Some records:
▼▼▼
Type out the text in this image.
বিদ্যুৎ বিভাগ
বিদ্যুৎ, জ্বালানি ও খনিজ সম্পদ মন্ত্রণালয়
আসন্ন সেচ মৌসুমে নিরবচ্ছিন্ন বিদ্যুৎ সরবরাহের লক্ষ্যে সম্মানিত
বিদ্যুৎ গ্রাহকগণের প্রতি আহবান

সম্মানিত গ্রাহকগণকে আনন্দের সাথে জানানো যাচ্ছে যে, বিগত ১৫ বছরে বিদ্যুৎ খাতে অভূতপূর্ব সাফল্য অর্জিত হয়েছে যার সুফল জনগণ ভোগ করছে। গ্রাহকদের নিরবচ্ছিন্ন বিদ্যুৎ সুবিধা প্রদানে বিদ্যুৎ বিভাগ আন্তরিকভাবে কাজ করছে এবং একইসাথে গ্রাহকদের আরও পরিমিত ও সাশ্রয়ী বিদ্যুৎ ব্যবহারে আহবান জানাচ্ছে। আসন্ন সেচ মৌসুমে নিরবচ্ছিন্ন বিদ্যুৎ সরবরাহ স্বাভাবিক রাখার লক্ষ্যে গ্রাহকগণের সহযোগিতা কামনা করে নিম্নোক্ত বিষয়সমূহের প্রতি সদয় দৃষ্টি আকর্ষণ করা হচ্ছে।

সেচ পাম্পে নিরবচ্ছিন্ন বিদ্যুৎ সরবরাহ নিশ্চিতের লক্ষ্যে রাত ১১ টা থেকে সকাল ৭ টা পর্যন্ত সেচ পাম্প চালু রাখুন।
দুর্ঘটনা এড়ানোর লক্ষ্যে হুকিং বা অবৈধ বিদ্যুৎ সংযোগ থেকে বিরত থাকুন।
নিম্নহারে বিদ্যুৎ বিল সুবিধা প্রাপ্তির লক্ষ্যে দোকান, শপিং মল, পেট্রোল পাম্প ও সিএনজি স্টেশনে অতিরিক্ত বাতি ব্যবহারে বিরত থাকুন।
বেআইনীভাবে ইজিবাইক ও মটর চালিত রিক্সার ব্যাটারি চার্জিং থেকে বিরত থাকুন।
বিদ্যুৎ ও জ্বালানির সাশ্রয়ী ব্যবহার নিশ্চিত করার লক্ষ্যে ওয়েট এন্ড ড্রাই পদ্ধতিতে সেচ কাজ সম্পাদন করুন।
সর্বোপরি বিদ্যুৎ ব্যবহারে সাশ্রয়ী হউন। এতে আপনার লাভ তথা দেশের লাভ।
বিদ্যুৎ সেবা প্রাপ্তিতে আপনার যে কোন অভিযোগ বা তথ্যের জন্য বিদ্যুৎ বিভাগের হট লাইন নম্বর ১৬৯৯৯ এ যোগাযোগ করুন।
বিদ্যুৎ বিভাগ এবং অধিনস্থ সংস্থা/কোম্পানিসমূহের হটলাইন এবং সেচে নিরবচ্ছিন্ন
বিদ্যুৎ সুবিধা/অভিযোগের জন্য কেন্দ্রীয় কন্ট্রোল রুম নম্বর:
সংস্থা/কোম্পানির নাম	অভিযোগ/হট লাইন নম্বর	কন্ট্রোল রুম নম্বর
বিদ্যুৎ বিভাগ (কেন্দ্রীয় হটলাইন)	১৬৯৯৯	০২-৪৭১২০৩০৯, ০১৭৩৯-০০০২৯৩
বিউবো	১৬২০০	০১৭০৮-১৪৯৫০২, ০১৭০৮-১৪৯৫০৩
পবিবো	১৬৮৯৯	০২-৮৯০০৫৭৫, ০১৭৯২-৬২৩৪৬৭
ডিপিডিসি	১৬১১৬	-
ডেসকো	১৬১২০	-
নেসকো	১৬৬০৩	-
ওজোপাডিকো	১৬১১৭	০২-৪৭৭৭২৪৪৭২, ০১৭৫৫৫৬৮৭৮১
▲▲▲
▼▼▼
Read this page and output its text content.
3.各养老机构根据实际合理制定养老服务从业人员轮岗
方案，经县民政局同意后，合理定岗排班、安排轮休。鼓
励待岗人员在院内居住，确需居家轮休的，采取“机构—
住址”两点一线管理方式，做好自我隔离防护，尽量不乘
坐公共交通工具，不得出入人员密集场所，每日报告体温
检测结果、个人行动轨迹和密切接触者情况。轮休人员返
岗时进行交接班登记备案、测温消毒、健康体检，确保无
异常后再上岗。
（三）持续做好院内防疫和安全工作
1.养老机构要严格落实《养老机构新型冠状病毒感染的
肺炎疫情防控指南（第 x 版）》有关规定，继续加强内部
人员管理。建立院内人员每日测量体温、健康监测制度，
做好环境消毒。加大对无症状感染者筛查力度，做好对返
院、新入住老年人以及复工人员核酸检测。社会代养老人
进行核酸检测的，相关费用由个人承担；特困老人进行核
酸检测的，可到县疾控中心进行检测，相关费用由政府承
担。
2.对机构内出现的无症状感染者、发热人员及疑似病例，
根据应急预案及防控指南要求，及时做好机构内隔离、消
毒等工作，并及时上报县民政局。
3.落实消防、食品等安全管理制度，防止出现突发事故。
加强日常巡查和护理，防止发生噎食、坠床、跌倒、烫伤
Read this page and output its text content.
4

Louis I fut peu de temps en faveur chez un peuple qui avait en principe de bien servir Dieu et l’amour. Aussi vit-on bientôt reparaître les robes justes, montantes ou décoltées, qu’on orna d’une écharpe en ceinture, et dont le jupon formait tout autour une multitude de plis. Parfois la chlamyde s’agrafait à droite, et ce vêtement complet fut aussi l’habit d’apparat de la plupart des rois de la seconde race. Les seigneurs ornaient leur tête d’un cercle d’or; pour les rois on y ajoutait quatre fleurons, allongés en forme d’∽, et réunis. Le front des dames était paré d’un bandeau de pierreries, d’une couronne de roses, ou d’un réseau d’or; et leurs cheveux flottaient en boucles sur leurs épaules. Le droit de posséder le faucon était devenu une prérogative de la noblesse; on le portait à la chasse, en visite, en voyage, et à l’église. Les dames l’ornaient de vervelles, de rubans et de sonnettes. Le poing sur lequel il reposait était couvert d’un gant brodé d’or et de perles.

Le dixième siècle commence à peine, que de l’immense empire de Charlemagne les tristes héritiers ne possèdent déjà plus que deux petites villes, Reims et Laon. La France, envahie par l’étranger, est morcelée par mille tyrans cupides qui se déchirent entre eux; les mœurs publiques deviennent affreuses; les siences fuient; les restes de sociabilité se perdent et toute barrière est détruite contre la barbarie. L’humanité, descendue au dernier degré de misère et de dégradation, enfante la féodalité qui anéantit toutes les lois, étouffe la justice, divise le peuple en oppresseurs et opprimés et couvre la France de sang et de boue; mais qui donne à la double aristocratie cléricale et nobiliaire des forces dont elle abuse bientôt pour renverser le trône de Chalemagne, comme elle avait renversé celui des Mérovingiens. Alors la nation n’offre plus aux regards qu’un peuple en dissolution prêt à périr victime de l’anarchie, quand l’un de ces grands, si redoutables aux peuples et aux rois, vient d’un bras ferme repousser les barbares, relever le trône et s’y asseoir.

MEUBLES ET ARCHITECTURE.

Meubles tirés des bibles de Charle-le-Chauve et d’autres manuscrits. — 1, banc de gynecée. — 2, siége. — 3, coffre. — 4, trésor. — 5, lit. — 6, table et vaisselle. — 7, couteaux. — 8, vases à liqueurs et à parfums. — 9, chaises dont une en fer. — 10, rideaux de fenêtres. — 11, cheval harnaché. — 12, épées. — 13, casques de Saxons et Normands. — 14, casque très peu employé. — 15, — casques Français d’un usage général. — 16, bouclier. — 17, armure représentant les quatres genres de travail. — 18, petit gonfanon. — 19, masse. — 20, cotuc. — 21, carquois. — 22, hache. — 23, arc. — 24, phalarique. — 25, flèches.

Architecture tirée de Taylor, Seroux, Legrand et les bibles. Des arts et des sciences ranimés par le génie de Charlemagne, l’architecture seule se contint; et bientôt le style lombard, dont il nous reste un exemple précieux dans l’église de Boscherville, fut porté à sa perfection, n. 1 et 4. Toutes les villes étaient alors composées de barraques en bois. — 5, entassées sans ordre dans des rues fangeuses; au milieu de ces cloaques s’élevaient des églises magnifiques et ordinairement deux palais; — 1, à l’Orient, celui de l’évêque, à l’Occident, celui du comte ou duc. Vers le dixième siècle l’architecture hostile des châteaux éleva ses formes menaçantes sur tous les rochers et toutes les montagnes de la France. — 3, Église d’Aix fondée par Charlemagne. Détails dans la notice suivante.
▲▲▲
* _GIVEN EXERCISE_: Wherever the word "avait" occurs in a line of the listing, copy that line.

* _COMPLETE RESPONSE_:
Louis I fut peu de temps en faveur chez un peuple qui avait en principe de bien servir Dieu et l’amour. Aussi vit-on bientôt reparaître les robes justes, montantes ou décoltées, qu’on orna d’une écharpe en ceinture, et dont le jupon formait tout autour une multitude de plis. Parfois la chlamyde s’agrafait à droite, et ce vêtement complet fut aussi l’habit d’apparat de la plupart des rois de la seconde race. Les seigneurs ornaient leur tête d’un cercle d’or; pour les rois on y ajoutait quatre fleurons, allongés en forme d’∽, et réunis. Le front des dames était paré d’un bandeau de pierreries, d’une couronne de roses, ou d’un réseau d’or; et leurs cheveux flottaient en boucles sur leurs épaules. Le droit de posséder le faucon était devenu une prérogative de la noblesse; on le portait à la chasse, en visite, en voyage, et à l’église. Les dames l’ornaient de vervelles, de rubans et de sonnettes. Le poing sur lequel il reposait était couvert d’un gant brodé d’or et de perles.
Le dixième siècle commence à peine, que de l’immense empire de Charlemagne les tristes héritiers ne possèdent déjà plus que deux petites villes, Reims et Laon. La France, envahie par l’étranger, est morcelée par mille tyrans cupides qui se déchirent entre eux; les mœurs publiques deviennent affreuses; les siences fuient; les restes de sociabilité se perdent et toute barrière est détruite contre la barbarie. L’humanité, descendue au dernier degré de misère et de dégradation, enfante la féodalité qui anéantit toutes les lois, étouffe la justice, divise le peuple en oppresseurs et opprimés et couvre la France de sang et de boue; mais qui donne à la double aristocratie cléricale et nobiliaire des forces dont elle abuse bientôt pour renverser le trône de Chalemagne, comme elle avait renversé celui des Mérovingiens. Alors la nation n’offre plus aux regards qu’un peuple en dissolution prêt à périr victime de l’anarchie, quand l’un de ces grands, si redoutables aux peuples et aux rois, vient d’un bras ferme repousser les barbares, relever le trône et s’y asseoir.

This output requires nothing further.